*The task*: In the PHP data-validation article, what handles the secure transfer of data to the server?

*Text excerpt*:
— BEGIN —
PHP - Validating data
From LXF Wiki
|Table of contents|
(Original version written by Paul Hudson for LXF issue 66.)
The web is full of bad guys - how can you know who to trust? Come with me if you want to live!
Sending private information over the web is as secure as posting it on a postcard - it gets there sure enough, but world + dog can read it en route. That said, more data is stolen by people hacking into databases as opposed to people sniffing data packets, so it's crucial that the data is kept in a secure state.
If we consider a website that requires visitors to login in order to post messages to a forum, there are a number of factors we need to look at: getting the data to the server securely, ensuring it is legitimate, verifying the credentials, and issuing them with access rights. The first of these is handled transparently by SSL and so we needn't concern ourselves with it. However, the other three can be summarised into the succinct steps:
- 1: Validate: ensure that the input is what you expected, is of the correct length, and is correctly formatted.
- 2: Authenticate: verify what the user provided against what you have in your database.
- 3: Allocate: when you have establish that they should have permissions, issue them with an access token that gives them access rights to their account.
If you follow the advice over the next four pages, you cannot fail. Or, if you do fail, you can't blame us!
While blogs came to prominence over the last year or so, they brought with them the scourge of comment spam. Two factors made comment spam possible: i) Google indexes by the number of links to another site (known as PageRank), and ii) most blogs use off-the-shelf software. As a result, scripts were written that look for the "Post comment" fields in a blog and fill it full of links to the spammers' sites - Google then thinks these sites are popular, and indexes them highly.
— END —
*Stored data*:
— BEGIN —
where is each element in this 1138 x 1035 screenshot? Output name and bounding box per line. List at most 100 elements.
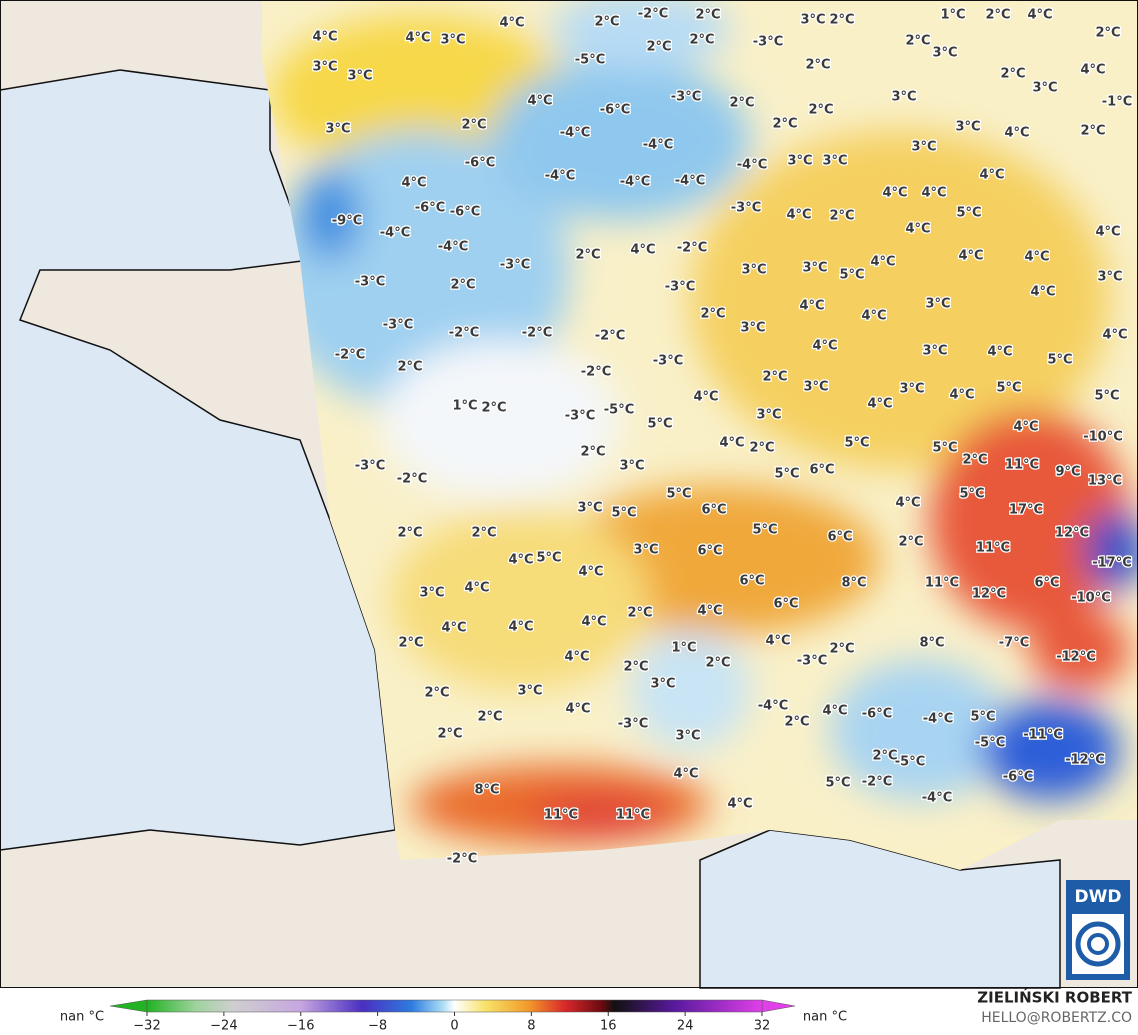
— END —
*Finished answer*: SSL handles it transparently.